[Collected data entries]
════════════════════

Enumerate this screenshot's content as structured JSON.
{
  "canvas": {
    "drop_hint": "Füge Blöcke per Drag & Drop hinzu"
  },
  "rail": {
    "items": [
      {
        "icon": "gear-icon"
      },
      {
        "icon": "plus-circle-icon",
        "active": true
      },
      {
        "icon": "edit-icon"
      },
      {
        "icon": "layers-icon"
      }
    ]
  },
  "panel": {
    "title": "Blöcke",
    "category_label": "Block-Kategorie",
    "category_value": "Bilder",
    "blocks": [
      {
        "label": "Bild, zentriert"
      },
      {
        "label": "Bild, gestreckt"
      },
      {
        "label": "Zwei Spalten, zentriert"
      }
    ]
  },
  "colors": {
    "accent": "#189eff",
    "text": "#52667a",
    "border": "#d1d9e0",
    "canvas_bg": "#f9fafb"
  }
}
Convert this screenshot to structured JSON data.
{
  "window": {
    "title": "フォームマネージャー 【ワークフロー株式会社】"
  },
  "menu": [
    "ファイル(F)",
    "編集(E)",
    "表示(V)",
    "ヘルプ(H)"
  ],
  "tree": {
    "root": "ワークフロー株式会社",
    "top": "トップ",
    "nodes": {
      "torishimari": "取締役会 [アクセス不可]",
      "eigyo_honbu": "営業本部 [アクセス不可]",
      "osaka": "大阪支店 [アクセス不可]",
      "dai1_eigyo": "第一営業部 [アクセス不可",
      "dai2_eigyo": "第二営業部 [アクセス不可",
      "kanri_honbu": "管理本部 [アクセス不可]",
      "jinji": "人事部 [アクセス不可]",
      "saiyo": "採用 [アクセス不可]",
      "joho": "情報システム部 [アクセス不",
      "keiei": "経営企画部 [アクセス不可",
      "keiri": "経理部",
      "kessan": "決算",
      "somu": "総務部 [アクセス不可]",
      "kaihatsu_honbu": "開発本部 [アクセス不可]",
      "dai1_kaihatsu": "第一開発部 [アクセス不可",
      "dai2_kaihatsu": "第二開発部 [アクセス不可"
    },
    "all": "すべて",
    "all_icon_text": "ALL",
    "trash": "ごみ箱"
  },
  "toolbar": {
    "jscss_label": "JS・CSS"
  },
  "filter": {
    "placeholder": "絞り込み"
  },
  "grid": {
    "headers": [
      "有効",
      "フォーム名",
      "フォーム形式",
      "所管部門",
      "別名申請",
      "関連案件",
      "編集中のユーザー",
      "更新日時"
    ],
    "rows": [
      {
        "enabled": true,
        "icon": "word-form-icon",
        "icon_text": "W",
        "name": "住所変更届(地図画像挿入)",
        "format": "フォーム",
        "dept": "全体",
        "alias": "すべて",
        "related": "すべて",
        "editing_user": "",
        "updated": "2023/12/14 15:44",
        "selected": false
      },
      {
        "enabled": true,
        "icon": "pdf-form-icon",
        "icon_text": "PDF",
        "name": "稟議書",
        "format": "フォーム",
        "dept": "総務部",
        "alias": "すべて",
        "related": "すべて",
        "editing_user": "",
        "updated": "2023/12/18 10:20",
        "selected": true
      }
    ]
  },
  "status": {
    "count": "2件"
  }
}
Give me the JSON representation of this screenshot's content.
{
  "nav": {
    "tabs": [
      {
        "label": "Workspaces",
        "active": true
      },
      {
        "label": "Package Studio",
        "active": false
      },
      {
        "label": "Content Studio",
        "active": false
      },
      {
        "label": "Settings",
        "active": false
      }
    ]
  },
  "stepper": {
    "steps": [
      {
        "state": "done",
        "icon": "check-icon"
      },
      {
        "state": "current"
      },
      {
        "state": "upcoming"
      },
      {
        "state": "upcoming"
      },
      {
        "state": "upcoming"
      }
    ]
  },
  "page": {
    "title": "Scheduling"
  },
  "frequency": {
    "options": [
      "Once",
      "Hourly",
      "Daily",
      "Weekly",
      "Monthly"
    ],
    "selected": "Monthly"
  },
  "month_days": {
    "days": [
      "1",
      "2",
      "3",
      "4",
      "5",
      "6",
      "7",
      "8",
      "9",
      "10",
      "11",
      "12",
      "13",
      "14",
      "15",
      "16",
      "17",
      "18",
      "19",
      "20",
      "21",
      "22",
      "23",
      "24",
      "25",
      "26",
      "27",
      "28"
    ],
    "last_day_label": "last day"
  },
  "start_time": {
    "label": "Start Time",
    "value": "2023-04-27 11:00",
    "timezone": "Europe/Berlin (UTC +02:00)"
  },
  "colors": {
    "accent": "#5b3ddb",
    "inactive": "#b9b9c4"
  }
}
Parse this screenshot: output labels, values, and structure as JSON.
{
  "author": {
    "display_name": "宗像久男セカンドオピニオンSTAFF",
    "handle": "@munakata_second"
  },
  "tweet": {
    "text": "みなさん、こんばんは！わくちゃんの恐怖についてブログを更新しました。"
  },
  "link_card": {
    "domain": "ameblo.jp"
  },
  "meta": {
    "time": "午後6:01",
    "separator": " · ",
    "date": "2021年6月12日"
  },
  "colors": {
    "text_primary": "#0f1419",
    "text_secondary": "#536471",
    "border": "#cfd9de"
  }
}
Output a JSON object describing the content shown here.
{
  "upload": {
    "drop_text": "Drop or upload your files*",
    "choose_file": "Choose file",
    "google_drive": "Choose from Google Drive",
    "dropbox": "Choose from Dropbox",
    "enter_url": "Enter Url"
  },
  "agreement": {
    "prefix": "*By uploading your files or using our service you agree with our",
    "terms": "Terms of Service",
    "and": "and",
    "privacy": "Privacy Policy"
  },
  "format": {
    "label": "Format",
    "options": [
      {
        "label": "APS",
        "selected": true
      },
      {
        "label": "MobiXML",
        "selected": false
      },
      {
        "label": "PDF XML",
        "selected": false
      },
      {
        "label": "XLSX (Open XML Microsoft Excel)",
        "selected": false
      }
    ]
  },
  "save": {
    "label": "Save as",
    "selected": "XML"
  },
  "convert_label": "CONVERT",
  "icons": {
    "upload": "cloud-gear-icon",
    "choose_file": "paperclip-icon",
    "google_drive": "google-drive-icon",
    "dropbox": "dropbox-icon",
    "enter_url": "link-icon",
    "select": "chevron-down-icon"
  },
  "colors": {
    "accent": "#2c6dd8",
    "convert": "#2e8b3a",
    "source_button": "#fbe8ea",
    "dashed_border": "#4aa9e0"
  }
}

════════════════════

== WHAT YOU ARE ASKED TO DO ==
Reproduce the whole listing word for word.

== RESPONSE TO THE EXERCISE ==
Enumerate this screenshot's content as structured JSON.
{
  "canvas": {
    "drop_hint": "Füge Blöcke per Drag & Drop hinzu"
  },
  "rail": {
    "items": [
      {
        "icon": "gear-icon"
      },
      {
        "icon": "plus-circle-icon",
        "active": true
      },
      {
        "icon": "edit-icon"
      },
      {
        "icon": "layers-icon"
      }
    ]
  },
  "panel": {
    "title": "Blöcke",
    "category_label": "Block-Kategorie",
    "category_value": "Bilder",
    "blocks": [
      {
        "label": "Bild, zentriert"
      },
      {
        "label": "Bild, gestreckt"
      },
      {
        "label": "Zwei Spalten, zentriert"
      }
    ]
  },
  "colors": {
    "accent": "#189eff",
    "text": "#52667a",
    "border": "#d1d9e0",
    "canvas_bg": "#f9fafb"
  }
}
Convert this screenshot to structured JSON data.
{
  "window": {
    "title": "フォームマネージャー 【ワークフロー株式会社】"
  },
  "menu": [
    "ファイル(F)",
    "編集(E)",
    "表示(V)",
    "ヘルプ(H)"
  ],
  "tree": {
    "root": "ワークフロー株式会社",
    "top": "トップ",
    "nodes": {
      "torishimari": "取締役会 [アクセス不可]",
      "eigyo_honbu": "営業本部 [アクセス不可]",
      "osaka": "大阪支店 [アクセス不可]",
      "dai1_eigyo": "第一営業部 [アクセス不可",
      "dai2_eigyo": "第二営業部 [アクセス不可",
      "kanri_honbu": "管理本部 [アクセス不可]",
      "jinji": "人事部 [アクセス不可]",
      "saiyo": "採用 [アクセス不可]",
      "joho": "情報システム部 [アクセス不",
      "keiei": "経営企画部 [アクセス不可",
      "keiri": "経理部",
      "kessan": "決算",
      "somu": "総務部 [アクセス不可]",
      "kaihatsu_honbu": "開発本部 [アクセス不可]",
      "dai1_kaihatsu": "第一開発部 [アクセス不可",
      "dai2_kaihatsu": "第二開発部 [アクセス不可"
    },
    "all": "すべて",
    "all_icon_text": "ALL",
    "trash": "ごみ箱"
  },
  "toolbar": {
    "jscss_label": "JS・CSS"
  },
  "filter": {
    "placeholder": "絞り込み"
  },
  "grid": {
    "headers": [
      "有効",
      "フォーム名",
      "フォーム形式",
      "所管部門",
      "別名申請",
      "関連案件",
      "編集中のユーザー",
      "更新日時"
    ],
    "rows": [
      {
        "enabled": true,
        "icon": "word-form-icon",
        "icon_text": "W",
        "name": "住所変更届(地図画像挿入)",
        "format": "フォーム",
        "dept": "全体",
        "alias": "すべて",
        "related": "すべて",
        "editing_user": "",
        "updated": "2023/12/14 15:44",
        "selected": false
      },
      {
        "enabled": true,
        "icon": "pdf-form-icon",
        "icon_text": "PDF",
        "name": "稟議書",
        "format": "フォーム",
        "dept": "総務部",
        "alias": "すべて",
        "related": "すべて",
        "editing_user": "",
        "updated": "2023/12/18 10:20",
        "selected": true
      }
    ]
  },
  "status": {
    "count": "2件"
  }
}
Give me the JSON representation of this screenshot's content.
{
  "nav": {
    "tabs": [
      {
        "label": "Workspaces",
        "active": true
      },
      {
        "label": "Package Studio",
        "active": false
      },
      {
        "label": "Content Studio",
        "active": false
      },
      {
        "label": "Settings",
        "active": false
      }
    ]
  },
  "stepper": {
    "steps": [
      {
        "state": "done",
        "icon": "check-icon"
      },
      {
        "state": "current"
      },
      {
        "state": "upcoming"
      },
      {
        "state": "upcoming"
      },
      {
        "state": "upcoming"
      }
    ]
  },
  "page": {
    "title": "Scheduling"
  },
  "frequency": {
    "options": [
      "Once",
      "Hourly",
      "Daily",
      "Weekly",
      "Monthly"
    ],
    "selected": "Monthly"
  },
  "month_days": {
    "days": [
      "1",
      "2",
      "3",
      "4",
      "5",
      "6",
      "7",
      "8",
      "9",
      "10",
      "11",
      "12",
      "13",
      "14",
      "15",
      "16",
      "17",
      "18",
      "19",
      "20",
      "21",
      "22",
      "23",
      "24",
      "25",
      "26",
      "27",
      "28"
    ],
    "last_day_label": "last day"
  },
  "start_time": {
    "label": "Start Time",
    "value": "2023-04-27 11:00",
    "timezone": "Europe/Berlin (UTC +02:00)"
  },
  "colors": {
    "accent": "#5b3ddb",
    "inactive": "#b9b9c4"
  }
}
Parse this screenshot: output labels, values, and structure as JSON.
{
  "author": {
    "display_name": "宗像久男セカンドオピニオンSTAFF",
    "handle": "@munakata_second"
  },
  "tweet": {
    "text": "みなさん、こんばんは！わくちゃんの恐怖についてブログを更新しました。"
  },
  "link_card": {
    "domain": "ameblo.jp"
  },
  "meta": {
    "time": "午後6:01",
    "separator": " · ",
    "date": "2021年6月12日"
  },
  "colors": {
    "text_primary": "#0f1419",
    "text_secondary": "#536471",
    "border": "#cfd9de"
  }
}
Output a JSON object describing the content shown here.
{
  "upload": {
    "drop_text": "Drop or upload your files*",
    "choose_file": "Choose file",
    "google_drive": "Choose from Google Drive",
    "dropbox": "Choose from Dropbox",
    "enter_url": "Enter Url"
  },
  "agreement": {
    "prefix": "*By uploading your files or using our service you agree with our",
    "terms": "Terms of Service",
    "and": "and",
    "privacy": "Privacy Policy"
  },
  "format": {
    "label": "Format",
    "options": [
      {
        "label": "APS",
        "selected": true
      },
      {
        "label": "MobiXML",
        "selected": false
      },
      {
        "label": "PDF XML",
        "selected": false
      },
      {
        "label": "XLSX (Open XML Microsoft Excel)",
        "selected": false
      }
    ]
  },
  "save": {
    "label": "Save as",
    "selected": "XML"
  },
  "convert_label": "CONVERT",
  "icons": {
    "upload": "cloud-gear-icon",
    "choose_file": "paperclip-icon",
    "google_drive": "google-drive-icon",
    "dropbox": "dropbox-icon",
    "enter_url": "link-icon",
    "select": "chevron-down-icon"
  },
  "colors": {
    "accent": "#2c6dd8",
    "convert": "#2e8b3a",
    "source_button": "#fbe8ea",
    "dashed_border": "#4aa9e0"
  }
}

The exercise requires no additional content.